A block of data:

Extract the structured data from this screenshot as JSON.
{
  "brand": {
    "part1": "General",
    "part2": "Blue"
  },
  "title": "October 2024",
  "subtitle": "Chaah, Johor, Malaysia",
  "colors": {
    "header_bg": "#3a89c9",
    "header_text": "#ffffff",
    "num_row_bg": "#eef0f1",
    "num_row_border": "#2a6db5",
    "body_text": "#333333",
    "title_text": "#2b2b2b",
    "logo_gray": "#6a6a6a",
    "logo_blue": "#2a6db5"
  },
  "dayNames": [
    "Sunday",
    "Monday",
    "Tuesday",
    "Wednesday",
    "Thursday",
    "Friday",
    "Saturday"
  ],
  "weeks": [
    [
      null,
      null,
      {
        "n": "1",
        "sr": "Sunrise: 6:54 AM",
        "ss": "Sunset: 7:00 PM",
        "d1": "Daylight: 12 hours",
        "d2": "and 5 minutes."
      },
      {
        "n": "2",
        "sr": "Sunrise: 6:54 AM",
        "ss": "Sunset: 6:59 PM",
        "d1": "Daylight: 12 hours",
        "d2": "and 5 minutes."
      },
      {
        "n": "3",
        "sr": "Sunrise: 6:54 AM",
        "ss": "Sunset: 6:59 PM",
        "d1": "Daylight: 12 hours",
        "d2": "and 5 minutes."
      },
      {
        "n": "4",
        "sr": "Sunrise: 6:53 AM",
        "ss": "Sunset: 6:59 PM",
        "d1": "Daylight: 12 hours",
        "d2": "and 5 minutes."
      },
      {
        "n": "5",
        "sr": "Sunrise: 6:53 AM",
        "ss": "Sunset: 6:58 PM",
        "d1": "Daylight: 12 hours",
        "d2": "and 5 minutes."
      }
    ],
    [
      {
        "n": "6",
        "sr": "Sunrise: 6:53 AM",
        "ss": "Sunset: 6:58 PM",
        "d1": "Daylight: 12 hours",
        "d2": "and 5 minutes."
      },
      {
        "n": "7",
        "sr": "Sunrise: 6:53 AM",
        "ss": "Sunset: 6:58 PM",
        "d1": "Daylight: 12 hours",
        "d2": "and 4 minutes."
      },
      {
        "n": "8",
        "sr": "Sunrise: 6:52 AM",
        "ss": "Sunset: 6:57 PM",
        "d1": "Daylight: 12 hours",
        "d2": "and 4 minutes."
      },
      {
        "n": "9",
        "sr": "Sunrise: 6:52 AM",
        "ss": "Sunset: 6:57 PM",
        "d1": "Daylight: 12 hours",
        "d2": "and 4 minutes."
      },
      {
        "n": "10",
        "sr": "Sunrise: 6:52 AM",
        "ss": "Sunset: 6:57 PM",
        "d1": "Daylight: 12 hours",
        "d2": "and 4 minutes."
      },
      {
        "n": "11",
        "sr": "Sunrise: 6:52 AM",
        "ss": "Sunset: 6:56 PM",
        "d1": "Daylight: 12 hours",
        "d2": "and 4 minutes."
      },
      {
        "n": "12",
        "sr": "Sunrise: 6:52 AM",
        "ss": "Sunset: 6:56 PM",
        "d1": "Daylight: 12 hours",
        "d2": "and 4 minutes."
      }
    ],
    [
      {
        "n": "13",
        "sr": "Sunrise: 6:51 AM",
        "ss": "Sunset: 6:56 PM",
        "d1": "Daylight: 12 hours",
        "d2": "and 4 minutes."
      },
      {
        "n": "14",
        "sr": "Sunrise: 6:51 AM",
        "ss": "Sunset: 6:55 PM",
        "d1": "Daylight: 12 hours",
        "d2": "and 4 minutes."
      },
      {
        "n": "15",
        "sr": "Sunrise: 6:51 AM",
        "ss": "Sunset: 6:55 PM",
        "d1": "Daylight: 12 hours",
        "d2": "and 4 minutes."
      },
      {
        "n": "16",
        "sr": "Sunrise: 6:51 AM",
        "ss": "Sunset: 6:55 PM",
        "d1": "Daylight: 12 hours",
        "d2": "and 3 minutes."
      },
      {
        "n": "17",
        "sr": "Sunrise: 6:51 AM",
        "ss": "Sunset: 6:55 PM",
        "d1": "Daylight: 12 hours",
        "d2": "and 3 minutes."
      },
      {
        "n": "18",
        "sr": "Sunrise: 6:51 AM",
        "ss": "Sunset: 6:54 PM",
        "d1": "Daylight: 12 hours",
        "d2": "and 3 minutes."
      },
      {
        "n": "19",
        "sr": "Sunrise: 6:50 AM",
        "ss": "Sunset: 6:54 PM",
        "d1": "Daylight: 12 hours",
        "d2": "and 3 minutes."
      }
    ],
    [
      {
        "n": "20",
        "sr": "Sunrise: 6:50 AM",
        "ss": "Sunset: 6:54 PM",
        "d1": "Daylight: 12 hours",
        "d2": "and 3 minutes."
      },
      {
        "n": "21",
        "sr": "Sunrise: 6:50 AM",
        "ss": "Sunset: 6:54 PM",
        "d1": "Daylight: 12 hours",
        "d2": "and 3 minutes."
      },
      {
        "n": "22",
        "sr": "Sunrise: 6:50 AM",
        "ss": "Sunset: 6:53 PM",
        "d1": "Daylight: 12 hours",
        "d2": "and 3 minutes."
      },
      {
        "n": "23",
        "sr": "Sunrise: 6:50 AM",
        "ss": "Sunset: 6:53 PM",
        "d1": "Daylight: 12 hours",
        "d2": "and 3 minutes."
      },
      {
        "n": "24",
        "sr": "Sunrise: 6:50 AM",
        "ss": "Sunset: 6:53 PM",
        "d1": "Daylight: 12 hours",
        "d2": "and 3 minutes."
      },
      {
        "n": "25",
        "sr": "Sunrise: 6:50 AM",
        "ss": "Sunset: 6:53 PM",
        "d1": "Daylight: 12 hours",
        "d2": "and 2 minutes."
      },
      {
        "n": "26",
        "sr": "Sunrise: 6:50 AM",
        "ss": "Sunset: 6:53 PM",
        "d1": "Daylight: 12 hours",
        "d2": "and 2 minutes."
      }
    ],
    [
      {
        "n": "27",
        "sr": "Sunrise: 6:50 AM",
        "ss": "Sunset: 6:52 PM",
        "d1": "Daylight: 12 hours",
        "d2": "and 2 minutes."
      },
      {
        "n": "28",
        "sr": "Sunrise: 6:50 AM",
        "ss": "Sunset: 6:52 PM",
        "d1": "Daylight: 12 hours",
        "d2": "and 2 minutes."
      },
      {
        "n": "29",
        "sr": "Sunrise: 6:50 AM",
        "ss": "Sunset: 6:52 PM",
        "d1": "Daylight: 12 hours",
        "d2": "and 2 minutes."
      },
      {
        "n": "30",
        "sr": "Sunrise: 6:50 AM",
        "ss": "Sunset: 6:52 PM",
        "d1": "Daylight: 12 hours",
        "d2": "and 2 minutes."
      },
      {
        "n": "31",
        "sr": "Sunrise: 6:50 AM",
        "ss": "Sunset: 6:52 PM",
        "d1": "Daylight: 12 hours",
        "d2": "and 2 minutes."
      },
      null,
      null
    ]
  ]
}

» DIRECTIONS FOR THIS TASK
From the listing above, extract every line exactly as it stands.

» RESPONSE BELOW
Extract the structured data from this screenshot as JSON.
{
  "brand": {
    "part1": "General",
    "part2": "Blue"
  },
  "title": "October 2024",
  "subtitle": "Chaah, Johor, Malaysia",
  "colors": {
    "header_bg": "#3a89c9",
    "header_text": "#ffffff",
    "num_row_bg": "#eef0f1",
    "num_row_border": "#2a6db5",
    "body_text": "#333333",
    "title_text": "#2b2b2b",
    "logo_gray": "#6a6a6a",
    "logo_blue": "#2a6db5"
  },
  "dayNames": [
    "Sunday",
    "Monday",
    "Tuesday",
    "Wednesday",
    "Thursday",
    "Friday",
    "Saturday"
  ],
  "weeks": [
    [
      null,
      null,
      {
        "n": "1",
        "sr": "Sunrise: 6:54 AM",
        "ss": "Sunset: 7:00 PM",
        "d1": "Daylight: 12 hours",
        "d2": "and 5 minutes."
      },
      {
        "n": "2",
        "sr": "Sunrise: 6:54 AM",
        "ss": "Sunset: 6:59 PM",
        "d1": "Daylight: 12 hours",
        "d2": "and 5 minutes."
      },
      {
        "n": "3",
        "sr": "Sunrise: 6:54 AM",
        "ss": "Sunset: 6:59 PM",
        "d1": "Daylight: 12 hours",
        "d2": "and 5 minutes."
      },
      {
        "n": "4",
        "sr": "Sunrise: 6:53 AM",
        "ss": "Sunset: 6:59 PM",
        "d1": "Daylight: 12 hours",
        "d2": "and 5 minutes."
      },
      {
        "n": "5",
        "sr": "Sunrise: 6:53 AM",
        "ss": "Sunset: 6:58 PM",
        "d1": "Daylight: 12 hours",
        "d2": "and 5 minutes."
      }
    ],
    [
      {
        "n": "6",
        "sr": "Sunrise: 6:53 AM",
        "ss": "Sunset: 6:58 PM",
        "d1": "Daylight: 12 hours",
        "d2": "and 5 minutes."
      },
      {
        "n": "7",
        "sr": "Sunrise: 6:53 AM",
        "ss": "Sunset: 6:58 PM",
        "d1": "Daylight: 12 hours",
        "d2": "and 4 minutes."
      },
      {
        "n": "8",
        "sr": "Sunrise: 6:52 AM",
        "ss": "Sunset: 6:57 PM",
        "d1": "Daylight: 12 hours",
        "d2": "and 4 minutes."
      },
      {
        "n": "9",
        "sr": "Sunrise: 6:52 AM",
        "ss": "Sunset: 6:57 PM",
        "d1": "Daylight: 12 hours",
        "d2": "and 4 minutes."
      },
      {
        "n": "10",
        "sr": "Sunrise: 6:52 AM",
        "ss": "Sunset: 6:57 PM",
        "d1": "Daylight: 12 hours",
        "d2": "and 4 minutes."
      },
      {
        "n": "11",
        "sr": "Sunrise: 6:52 AM",
        "ss": "Sunset: 6:56 PM",
        "d1": "Daylight: 12 hours",
        "d2": "and 4 minutes."
      },
      {
        "n": "12",
        "sr": "Sunrise: 6:52 AM",
        "ss": "Sunset: 6:56 PM",
        "d1": "Daylight: 12 hours",
        "d2": "and 4 minutes."
      }
    ],
    [
      {
        "n": "13",
        "sr": "Sunrise: 6:51 AM",
        "ss": "Sunset: 6:56 PM",
        "d1": "Daylight: 12 hours",
        "d2": "and 4 minutes."
      },
      {
        "n": "14",
        "sr": "Sunrise: 6:51 AM",
        "ss": "Sunset: 6:55 PM",
        "d1": "Daylight: 12 hours",
        "d2": "and 4 minutes."
      },
      {
        "n": "15",
        "sr": "Sunrise: 6:51 AM",
        "ss": "Sunset: 6:55 PM",
        "d1": "Daylight: 12 hours",
        "d2": "and 4 minutes."
      },
      {
        "n": "16",
        "sr": "Sunrise: 6:51 AM",
        "ss": "Sunset: 6:55 PM",
        "d1": "Daylight: 12 hours",
        "d2": "and 3 minutes."
      },
      {
        "n": "17",
        "sr": "Sunrise: 6:51 AM",
        "ss": "Sunset: 6:55 PM",
        "d1": "Daylight: 12 hours",
        "d2": "and 3 minutes."
      },
      {
        "n": "18",
        "sr": "Sunrise: 6:51 AM",
        "ss": "Sunset: 6:54 PM",
        "d1": "Daylight: 12 hours",
        "d2": "and 3 minutes."
      },
      {
        "n": "19",
        "sr": "Sunrise: 6:50 AM",
        "ss": "Sunset: 6:54 PM",
        "d1": "Daylight: 12 hours",
        "d2": "and 3 minutes."
      }
    ],
    [
      {
        "n": "20",
        "sr": "Sunrise: 6:50 AM",
        "ss": "Sunset: 6:54 PM",
        "d1": "Daylight: 12 hours",
        "d2": "and 3 minutes."
      },
      {
        "n": "21",
        "sr": "Sunrise: 6:50 AM",
        "ss": "Sunset: 6:54 PM",
        "d1": "Daylight: 12 hours",
        "d2": "and 3 minutes."
      },
      {
        "n": "22",
        "sr": "Sunrise: 6:50 AM",
        "ss": "Sunset: 6:53 PM",
        "d1": "Daylight: 12 hours",
        "d2": "and 3 minutes."
      },
      {
        "n": "23",
        "sr": "Sunrise: 6:50 AM",
        "ss": "Sunset: 6:53 PM",
        "d1": "Daylight: 12 hours",
        "d2": "and 3 minutes."
      },
      {
        "n": "24",
        "sr": "Sunrise: 6:50 AM",
        "ss": "Sunset: 6:53 PM",
        "d1": "Daylight: 12 hours",
        "d2": "and 3 minutes."
      },
      {
        "n": "25",
        "sr": "Sunrise: 6:50 AM",
        "ss": "Sunset: 6:53 PM",
        "d1": "Daylight: 12 hours",
        "d2": "and 2 minutes."
      },
      {
        "n": "26",
        "sr": "Sunrise: 6:50 AM",
        "ss": "Sunset: 6:53 PM",
        "d1": "Daylight: 12 hours",
        "d2": "and 2 minutes."
      }
    ],
    [
      {
        "n": "27",
        "sr": "Sunrise: 6:50 AM",
        "ss": "Sunset: 6:52 PM",
        "d1": "Daylight: 12 hours",
        "d2": "and 2 minutes."
      },
      {
        "n": "28",
        "sr": "Sunrise: 6:50 AM",
        "ss": "Sunset: 6:52 PM",
        "d1": "Daylight: 12 hours",
        "d2": "and 2 minutes."
      },
      {
        "n": "29",
        "sr": "Sunrise: 6:50 AM",
        "ss": "Sunset: 6:52 PM",
        "d1": "Daylight: 12 hours",
        "d2": "and 2 minutes."
      },
      {
        "n": "30",
        "sr": "Sunrise: 6:50 AM",
        "ss": "Sunset: 6:52 PM",
        "d1": "Daylight: 12 hours",
        "d2": "and 2 minutes."
      },
      {
        "n": "31",
        "sr": "Sunrise: 6:50 AM",
        "ss": "Sunset: 6:52 PM",
        "d1": "Daylight: 12 hours",
        "d2": "and 2 minutes."
      },
      null,
      null
    ]
  ]
}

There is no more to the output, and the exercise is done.